AIM A: In the blog post about de jure and de facto, what does the writer say the de facto speed limit is on the Montana highway?

GIVEN PASSAGE:
There is no other name but Jesus whereby we must be saved. Welcome to my blog: In Him Only. I hope you will be encouraged by what you read.

Wednesday, May 30, 2012

De Jure, De Facto

They claim to know God, but by their deeds they deny him . . . (Titus 1:16).
          

Some time ago I relearned two Latin phrases: de jure and de facto. De jure refers to what a rule or law actually states, while de facto refers to how that rule or law is actually practiced. For example, there is a highway in the middle of nowhere in Montana where the speed limit is – de jure – 70 mph. But sit by the side of the road a while and you'd realize the speed limit is – de facto – 85.

I think Baptism is a good example of theological de jure and de facto in the Church. Catholic Christians know Baptism brings a person into the salvation of Christ. We become God’s child. We are sealed by the Holy Spirit to live holy lives.
 

That’s the de jure position of Scripture and the Church.

For some Catholics, the de facto practice of their baptismal faith is, however, quite different. To hear or watch them, one might conclude they believe they are eternally secure simply because they are baptized and sealed by the Holy Spirit. They can do as they wish because they are forever God’s child – even if their doing and believing contradicts what Scripture and the Church teach.


In other words, they believe de jure they are Christians by their baptism, but they live de facto in sin as atheists.

But is that why God sent His Son to a torturous death, so we could live as we wish? Is that what God meant when He commanded, “Be holy even as I am holy”?

If our world ever needed Christians to unite their de facto to God’s de jure, it is now. And we would all do well to heed the warning of Scripture, If we sin deliberately after receiving knowledge of the truth, there no longer remains sacrifice for sins but a fearful prospect of judgment and a flaming fire that is going to consume the adversaries. . . It is a fearful thing to fall into the hands of the living God (Hebrews 10:26-31).

AIM B: Copy out the entries word for word, beginning at their first line and stopping after the line that contains "- swatch-hex-code: 2C5D34: [1027, 515, 1130, 545]".

MATERIAL SHOWN:
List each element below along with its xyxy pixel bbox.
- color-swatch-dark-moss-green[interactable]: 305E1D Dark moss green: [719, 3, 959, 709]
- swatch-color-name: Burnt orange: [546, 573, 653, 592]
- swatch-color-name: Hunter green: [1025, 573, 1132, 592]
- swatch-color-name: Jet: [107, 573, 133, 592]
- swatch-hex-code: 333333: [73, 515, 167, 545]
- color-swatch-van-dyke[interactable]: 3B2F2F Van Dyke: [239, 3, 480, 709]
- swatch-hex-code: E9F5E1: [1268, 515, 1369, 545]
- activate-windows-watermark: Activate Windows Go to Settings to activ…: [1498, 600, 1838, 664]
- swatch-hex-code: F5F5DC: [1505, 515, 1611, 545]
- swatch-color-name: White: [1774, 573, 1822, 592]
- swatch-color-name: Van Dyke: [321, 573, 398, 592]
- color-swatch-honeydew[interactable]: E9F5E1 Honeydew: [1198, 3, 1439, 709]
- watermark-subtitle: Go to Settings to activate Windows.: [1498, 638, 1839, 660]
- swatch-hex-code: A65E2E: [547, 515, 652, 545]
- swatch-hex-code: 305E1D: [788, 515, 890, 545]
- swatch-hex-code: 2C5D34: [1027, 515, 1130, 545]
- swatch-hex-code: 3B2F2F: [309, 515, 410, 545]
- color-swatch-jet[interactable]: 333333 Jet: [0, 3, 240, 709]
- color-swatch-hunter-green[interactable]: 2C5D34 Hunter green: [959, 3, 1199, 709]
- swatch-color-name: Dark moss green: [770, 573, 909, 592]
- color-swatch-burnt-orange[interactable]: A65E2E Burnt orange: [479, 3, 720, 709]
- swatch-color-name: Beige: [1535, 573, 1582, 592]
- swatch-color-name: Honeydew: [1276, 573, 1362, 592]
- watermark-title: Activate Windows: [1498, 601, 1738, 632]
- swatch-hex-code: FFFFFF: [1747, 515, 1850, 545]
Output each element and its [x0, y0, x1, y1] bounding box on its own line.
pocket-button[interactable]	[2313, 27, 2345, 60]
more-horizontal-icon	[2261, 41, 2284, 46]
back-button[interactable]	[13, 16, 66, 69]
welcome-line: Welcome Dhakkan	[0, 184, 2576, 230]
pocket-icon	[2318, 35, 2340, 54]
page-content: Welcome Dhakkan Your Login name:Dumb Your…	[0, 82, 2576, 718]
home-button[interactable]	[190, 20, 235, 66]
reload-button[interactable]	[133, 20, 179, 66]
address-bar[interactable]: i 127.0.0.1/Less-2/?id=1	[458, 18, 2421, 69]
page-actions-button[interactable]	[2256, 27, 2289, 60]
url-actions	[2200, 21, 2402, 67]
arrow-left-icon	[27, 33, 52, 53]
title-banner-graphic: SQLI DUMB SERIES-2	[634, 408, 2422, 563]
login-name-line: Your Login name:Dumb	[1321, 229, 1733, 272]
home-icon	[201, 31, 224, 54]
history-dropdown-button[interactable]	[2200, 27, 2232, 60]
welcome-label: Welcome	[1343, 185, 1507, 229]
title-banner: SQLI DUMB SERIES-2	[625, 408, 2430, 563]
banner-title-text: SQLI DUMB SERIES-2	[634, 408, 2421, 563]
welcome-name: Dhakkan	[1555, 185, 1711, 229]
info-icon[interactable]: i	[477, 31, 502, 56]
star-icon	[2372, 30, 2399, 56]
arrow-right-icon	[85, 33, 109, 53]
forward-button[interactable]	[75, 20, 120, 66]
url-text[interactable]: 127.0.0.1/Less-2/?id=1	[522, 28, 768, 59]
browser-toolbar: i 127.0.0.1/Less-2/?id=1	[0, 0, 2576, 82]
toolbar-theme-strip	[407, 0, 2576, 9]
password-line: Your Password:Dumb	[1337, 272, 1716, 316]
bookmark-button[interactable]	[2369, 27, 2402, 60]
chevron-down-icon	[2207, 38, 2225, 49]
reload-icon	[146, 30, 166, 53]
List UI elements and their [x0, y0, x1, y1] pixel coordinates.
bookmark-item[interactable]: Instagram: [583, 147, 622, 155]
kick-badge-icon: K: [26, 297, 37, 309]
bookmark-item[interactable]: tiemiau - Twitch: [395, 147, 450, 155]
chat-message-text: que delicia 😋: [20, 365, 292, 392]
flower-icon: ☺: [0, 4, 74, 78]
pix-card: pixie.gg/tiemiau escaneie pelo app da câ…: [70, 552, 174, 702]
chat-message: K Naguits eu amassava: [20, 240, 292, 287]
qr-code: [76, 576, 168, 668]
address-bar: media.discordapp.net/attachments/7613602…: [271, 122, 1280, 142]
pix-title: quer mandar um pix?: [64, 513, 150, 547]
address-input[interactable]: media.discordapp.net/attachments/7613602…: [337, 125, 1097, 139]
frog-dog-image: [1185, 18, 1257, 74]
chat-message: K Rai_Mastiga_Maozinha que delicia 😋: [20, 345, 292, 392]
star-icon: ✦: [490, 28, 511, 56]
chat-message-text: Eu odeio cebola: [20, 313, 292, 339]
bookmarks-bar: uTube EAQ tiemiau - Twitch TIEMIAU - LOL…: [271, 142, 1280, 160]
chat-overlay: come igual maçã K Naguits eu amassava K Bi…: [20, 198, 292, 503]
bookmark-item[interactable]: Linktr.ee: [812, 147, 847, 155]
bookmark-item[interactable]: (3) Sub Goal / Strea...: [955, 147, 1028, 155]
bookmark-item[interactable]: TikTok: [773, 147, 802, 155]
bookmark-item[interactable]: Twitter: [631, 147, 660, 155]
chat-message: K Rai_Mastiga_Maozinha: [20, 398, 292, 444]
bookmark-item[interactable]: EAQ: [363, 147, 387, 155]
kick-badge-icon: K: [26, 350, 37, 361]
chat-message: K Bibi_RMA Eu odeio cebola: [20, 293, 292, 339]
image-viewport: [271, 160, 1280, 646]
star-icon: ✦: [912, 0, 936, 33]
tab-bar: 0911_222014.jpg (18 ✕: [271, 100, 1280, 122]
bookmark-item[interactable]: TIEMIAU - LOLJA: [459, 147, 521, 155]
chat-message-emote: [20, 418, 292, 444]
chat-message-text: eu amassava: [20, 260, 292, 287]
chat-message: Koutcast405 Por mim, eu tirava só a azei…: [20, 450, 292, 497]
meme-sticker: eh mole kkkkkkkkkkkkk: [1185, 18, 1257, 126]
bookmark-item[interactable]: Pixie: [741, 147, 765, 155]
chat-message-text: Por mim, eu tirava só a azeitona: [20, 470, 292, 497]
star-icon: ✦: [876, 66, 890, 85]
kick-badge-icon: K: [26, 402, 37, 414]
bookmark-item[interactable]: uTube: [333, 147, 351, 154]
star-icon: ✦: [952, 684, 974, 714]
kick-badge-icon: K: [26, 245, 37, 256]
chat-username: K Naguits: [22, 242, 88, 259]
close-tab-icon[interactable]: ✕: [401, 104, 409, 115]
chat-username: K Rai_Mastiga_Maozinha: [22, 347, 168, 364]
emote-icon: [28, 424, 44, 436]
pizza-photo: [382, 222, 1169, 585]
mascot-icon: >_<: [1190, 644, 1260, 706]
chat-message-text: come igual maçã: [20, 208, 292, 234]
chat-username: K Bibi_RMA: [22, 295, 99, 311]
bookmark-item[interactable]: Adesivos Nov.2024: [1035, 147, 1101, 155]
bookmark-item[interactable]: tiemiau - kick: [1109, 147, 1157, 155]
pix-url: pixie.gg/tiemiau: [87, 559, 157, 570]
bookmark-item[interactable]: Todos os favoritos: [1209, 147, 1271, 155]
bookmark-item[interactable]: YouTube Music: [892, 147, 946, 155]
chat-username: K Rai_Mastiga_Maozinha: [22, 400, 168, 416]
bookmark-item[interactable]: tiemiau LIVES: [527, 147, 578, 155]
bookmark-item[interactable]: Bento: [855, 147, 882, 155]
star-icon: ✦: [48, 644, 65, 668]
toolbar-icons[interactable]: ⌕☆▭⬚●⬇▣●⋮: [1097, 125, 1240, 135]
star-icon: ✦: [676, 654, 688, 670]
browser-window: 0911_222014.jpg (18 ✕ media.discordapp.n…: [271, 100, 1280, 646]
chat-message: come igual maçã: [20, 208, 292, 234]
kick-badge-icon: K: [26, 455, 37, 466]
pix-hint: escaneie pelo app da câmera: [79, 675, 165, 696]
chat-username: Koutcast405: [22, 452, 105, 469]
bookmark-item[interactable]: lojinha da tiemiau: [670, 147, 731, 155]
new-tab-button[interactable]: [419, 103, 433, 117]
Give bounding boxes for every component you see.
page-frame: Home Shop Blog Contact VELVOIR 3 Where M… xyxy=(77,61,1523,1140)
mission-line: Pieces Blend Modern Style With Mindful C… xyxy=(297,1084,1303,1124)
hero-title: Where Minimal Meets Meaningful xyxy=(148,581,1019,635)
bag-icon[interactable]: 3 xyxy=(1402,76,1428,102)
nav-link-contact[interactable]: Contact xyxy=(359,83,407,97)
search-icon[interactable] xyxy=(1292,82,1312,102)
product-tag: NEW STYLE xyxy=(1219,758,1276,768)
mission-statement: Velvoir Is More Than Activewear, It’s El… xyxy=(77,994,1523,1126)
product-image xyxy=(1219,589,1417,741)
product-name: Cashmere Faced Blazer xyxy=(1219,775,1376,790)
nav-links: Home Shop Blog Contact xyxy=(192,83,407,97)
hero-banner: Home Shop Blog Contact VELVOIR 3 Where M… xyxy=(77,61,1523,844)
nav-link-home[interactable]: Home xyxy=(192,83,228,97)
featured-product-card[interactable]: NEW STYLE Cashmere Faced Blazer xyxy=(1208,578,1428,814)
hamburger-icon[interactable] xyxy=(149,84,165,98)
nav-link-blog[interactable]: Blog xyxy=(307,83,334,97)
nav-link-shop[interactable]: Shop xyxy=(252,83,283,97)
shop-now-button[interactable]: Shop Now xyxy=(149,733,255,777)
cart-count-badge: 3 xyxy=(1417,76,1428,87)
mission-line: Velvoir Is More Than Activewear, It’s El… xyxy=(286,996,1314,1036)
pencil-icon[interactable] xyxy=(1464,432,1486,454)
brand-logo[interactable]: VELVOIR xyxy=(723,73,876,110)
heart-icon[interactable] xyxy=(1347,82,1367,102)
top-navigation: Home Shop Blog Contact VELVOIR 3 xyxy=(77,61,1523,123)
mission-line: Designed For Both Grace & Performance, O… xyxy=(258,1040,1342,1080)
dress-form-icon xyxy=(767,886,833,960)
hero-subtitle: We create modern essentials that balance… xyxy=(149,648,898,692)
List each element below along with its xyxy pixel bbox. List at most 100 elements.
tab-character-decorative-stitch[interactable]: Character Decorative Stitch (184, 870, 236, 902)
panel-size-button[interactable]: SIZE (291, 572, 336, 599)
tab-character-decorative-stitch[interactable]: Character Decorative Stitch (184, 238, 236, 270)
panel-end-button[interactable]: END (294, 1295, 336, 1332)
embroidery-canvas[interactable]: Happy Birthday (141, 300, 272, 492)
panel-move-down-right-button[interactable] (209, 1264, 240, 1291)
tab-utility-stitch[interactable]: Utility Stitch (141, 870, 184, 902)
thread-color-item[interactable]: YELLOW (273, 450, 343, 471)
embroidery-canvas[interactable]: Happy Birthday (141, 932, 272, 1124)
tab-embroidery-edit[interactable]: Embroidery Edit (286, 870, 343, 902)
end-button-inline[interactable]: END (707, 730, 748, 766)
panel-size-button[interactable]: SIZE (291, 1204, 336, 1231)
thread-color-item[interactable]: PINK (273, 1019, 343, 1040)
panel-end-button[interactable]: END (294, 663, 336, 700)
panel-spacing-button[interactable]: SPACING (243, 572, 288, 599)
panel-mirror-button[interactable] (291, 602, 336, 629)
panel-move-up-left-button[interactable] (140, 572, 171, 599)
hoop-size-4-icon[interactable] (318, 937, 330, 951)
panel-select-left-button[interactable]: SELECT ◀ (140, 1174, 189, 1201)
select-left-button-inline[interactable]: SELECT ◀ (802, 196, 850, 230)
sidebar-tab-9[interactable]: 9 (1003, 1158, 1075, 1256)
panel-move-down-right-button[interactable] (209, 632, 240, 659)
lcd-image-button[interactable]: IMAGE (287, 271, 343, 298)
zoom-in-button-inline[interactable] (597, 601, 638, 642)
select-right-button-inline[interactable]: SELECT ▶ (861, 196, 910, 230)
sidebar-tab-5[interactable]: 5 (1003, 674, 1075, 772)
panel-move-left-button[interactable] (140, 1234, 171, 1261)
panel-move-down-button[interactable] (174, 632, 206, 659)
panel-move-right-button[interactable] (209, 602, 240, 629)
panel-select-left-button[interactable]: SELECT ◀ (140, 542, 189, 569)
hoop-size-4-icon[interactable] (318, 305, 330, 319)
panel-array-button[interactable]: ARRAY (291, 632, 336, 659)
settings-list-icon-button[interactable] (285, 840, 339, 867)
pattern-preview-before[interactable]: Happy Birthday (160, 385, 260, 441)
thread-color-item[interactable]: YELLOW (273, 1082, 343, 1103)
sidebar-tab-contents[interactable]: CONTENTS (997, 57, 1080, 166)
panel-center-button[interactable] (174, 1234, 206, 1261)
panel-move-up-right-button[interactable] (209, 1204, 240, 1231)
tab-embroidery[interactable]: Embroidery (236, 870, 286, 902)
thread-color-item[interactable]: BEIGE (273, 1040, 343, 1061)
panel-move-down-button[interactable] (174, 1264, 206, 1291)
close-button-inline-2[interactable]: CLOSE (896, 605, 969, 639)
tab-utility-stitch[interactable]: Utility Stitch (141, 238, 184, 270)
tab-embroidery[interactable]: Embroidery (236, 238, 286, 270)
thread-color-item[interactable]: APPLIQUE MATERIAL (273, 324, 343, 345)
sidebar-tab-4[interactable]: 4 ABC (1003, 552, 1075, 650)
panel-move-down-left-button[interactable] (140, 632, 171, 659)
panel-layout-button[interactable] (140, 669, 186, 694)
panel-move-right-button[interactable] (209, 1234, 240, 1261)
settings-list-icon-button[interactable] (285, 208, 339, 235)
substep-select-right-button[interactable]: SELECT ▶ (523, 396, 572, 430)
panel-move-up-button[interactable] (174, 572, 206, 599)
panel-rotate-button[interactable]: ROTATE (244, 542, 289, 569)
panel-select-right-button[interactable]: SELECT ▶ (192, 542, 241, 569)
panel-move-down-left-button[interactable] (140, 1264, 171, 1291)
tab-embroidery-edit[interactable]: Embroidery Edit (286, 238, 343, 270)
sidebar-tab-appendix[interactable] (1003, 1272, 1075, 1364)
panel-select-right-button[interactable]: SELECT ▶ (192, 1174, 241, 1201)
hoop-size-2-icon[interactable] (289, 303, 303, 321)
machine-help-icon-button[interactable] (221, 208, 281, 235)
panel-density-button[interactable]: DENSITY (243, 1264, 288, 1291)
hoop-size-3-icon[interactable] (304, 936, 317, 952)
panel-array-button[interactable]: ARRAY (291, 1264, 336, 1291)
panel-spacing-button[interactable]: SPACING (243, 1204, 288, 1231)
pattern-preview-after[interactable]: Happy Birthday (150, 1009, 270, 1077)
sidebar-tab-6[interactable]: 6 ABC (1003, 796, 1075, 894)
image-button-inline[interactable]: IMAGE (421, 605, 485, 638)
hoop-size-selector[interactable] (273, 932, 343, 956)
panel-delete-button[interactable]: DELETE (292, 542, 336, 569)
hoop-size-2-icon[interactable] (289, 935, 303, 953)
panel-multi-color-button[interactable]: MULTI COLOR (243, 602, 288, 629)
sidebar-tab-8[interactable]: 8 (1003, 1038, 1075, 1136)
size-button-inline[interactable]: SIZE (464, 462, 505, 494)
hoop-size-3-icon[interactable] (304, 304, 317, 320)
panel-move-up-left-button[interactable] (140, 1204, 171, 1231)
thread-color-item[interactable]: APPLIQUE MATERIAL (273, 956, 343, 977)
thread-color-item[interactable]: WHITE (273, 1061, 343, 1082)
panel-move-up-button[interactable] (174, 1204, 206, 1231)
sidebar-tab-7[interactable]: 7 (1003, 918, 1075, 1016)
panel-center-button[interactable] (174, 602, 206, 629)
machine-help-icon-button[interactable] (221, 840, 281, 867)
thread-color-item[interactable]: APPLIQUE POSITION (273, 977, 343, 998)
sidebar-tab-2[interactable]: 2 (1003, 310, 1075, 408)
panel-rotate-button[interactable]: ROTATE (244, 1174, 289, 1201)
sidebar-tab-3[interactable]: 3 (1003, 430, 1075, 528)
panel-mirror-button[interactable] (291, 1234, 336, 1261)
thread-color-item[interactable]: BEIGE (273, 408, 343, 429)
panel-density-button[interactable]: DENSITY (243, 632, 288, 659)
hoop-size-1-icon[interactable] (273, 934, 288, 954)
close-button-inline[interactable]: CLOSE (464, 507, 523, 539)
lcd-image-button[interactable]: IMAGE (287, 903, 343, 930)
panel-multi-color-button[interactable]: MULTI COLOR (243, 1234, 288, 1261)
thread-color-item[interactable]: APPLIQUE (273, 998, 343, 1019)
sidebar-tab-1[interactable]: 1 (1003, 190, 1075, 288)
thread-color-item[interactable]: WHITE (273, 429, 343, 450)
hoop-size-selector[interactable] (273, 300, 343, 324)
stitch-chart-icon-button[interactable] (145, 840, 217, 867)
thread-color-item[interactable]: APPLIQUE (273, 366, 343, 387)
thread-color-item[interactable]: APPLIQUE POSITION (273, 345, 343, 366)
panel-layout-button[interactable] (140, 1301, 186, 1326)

TASK RESULT A: 85 mph.

TASK RESULT B:
List each element below along with its xyxy pixel bbox.
- color-swatch-dark-moss-green[interactable]: 305E1D Dark moss green: [719, 3, 959, 709]
- swatch-color-name: Burnt orange: [546, 573, 653, 592]
- swatch-color-name: Hunter green: [1025, 573, 1132, 592]
- swatch-color-name: Jet: [107, 573, 133, 592]
- swatch-hex-code: 333333: [73, 515, 167, 545]
- color-swatch-van-dyke[interactable]: 3B2F2F Van Dyke: [239, 3, 480, 709]
- swatch-hex-code: E9F5E1: [1268, 515, 1369, 545]
- activate-windows-watermark: Activate Windows Go to Settings to activ…: [1498, 600, 1838, 664]
- swatch-hex-code: F5F5DC: [1505, 515, 1611, 545]
- swatch-color-name: White: [1774, 573, 1822, 592]
- swatch-color-name: Van Dyke: [321, 573, 398, 592]
- color-swatch-honeydew[interactable]: E9F5E1 Honeydew: [1198, 3, 1439, 709]
- watermark-subtitle: Go to Settings to activate Windows.: [1498, 638, 1839, 660]
- swatch-hex-code: A65E2E: [547, 515, 652, 545]
- swatch-hex-code: 305E1D: [788, 515, 890, 545]
- swatch-hex-code: 2C5D34: [1027, 515, 1130, 545]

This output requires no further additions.